▸ Exercise requirements: Scan the data below for the string "hemorrágica". Show every line where it turns up.

[Records excerpted from a collection]

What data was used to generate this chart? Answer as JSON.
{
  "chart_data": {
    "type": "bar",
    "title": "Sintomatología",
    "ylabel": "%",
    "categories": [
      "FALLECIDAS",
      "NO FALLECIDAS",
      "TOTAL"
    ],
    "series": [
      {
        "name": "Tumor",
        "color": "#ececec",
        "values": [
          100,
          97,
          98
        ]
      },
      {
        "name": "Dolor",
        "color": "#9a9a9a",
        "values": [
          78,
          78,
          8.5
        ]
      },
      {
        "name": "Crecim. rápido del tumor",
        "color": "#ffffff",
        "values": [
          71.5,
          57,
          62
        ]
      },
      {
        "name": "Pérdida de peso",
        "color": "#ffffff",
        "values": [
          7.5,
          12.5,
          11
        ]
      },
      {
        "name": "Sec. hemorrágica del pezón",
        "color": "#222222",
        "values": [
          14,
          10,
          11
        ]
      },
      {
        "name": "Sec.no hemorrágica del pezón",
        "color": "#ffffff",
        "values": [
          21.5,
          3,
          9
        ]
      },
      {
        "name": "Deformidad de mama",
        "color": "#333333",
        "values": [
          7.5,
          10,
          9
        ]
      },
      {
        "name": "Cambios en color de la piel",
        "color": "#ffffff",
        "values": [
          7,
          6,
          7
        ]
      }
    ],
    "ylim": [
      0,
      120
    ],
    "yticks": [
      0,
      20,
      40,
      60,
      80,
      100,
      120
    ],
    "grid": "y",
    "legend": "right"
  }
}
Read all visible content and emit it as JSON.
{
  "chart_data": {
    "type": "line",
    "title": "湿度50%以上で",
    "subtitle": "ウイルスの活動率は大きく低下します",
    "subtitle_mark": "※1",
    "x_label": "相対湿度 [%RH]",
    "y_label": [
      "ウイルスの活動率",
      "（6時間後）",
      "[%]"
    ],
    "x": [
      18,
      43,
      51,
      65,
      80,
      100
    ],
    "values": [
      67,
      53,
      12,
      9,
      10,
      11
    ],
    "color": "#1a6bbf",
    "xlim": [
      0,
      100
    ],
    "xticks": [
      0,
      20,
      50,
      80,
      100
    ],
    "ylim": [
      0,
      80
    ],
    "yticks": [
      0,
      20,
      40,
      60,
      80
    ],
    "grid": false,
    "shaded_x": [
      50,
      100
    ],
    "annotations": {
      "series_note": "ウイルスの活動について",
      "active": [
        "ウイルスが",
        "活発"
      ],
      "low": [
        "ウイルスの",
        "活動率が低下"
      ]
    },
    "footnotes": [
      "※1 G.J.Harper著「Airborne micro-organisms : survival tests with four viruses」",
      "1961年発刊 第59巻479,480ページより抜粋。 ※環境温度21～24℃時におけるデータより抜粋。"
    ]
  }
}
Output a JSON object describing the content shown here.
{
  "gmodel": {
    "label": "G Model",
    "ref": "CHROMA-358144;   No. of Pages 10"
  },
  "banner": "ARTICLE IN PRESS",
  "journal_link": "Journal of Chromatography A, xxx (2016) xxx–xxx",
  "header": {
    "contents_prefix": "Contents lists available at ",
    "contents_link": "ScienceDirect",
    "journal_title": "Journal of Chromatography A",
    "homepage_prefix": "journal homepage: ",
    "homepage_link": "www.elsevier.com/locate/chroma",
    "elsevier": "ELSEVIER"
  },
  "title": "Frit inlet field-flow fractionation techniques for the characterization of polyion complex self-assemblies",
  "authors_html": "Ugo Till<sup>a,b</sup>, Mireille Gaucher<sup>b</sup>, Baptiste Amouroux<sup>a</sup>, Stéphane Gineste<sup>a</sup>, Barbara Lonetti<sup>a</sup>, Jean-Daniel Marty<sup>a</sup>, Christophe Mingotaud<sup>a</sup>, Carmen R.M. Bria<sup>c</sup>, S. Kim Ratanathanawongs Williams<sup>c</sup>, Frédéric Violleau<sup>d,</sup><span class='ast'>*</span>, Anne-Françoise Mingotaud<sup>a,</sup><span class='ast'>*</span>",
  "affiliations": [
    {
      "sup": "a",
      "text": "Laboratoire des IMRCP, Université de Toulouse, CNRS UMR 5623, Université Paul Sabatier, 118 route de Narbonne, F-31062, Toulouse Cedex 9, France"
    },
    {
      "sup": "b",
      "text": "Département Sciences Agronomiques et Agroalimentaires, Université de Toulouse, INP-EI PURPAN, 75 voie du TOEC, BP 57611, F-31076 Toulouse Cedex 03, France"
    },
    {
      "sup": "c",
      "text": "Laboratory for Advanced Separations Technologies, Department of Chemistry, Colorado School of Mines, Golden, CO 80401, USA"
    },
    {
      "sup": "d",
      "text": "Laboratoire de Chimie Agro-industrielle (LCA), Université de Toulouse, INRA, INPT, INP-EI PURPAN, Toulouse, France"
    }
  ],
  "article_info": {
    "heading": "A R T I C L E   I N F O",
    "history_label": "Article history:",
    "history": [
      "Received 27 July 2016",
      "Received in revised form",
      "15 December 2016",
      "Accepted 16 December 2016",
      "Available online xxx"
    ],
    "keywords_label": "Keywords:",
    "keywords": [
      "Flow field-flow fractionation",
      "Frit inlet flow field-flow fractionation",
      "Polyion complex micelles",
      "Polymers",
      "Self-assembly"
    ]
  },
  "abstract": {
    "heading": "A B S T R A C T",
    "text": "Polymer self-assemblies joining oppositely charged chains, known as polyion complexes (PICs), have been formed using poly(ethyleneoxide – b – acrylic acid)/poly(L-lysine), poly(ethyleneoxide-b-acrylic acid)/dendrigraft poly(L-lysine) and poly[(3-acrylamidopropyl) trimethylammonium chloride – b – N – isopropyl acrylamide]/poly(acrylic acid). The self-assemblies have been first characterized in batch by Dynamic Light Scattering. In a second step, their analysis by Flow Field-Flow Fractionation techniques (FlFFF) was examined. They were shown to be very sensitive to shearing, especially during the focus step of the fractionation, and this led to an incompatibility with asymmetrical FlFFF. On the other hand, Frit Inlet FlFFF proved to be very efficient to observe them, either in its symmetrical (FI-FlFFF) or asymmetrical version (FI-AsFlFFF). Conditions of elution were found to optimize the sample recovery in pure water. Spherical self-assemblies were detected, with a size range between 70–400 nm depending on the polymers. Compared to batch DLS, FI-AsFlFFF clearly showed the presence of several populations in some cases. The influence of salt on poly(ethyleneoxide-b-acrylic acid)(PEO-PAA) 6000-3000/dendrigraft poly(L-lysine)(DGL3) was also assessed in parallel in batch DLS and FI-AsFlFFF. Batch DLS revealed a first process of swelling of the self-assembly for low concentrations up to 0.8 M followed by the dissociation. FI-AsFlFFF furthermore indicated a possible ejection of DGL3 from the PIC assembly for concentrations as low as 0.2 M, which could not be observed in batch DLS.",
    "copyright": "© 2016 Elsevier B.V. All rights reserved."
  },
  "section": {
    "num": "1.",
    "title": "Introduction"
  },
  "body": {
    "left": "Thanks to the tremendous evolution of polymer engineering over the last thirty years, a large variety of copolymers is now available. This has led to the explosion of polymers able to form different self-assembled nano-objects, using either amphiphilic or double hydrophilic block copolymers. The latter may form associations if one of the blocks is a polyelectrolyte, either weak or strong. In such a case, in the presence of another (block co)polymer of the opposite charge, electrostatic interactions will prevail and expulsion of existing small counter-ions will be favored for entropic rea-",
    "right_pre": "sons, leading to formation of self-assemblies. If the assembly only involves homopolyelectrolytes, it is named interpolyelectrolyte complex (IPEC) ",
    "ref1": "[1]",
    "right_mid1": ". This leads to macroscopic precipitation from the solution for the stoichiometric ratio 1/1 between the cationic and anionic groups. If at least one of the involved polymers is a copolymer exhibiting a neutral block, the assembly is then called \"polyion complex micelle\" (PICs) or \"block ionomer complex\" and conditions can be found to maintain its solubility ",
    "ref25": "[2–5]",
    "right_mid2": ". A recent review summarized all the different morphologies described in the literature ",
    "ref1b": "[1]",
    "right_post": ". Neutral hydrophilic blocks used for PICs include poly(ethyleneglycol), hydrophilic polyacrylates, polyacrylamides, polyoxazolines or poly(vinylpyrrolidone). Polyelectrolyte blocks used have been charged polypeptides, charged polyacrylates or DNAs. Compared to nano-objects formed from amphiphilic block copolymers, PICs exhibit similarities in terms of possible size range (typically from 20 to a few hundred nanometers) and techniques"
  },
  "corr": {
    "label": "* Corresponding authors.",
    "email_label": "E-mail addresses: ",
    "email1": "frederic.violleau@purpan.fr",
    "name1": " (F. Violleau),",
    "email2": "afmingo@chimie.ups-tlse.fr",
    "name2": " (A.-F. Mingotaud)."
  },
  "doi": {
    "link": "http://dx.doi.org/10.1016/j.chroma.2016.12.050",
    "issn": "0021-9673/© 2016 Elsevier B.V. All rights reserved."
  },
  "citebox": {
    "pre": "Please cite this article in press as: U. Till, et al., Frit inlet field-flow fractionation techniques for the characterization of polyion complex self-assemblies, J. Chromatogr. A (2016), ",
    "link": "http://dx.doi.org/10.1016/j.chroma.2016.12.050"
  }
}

▸ Result for this exercise:
        "name": "Sec. hemorrágica del pezón",
        "name": "Sec.no hemorrágica del pezón",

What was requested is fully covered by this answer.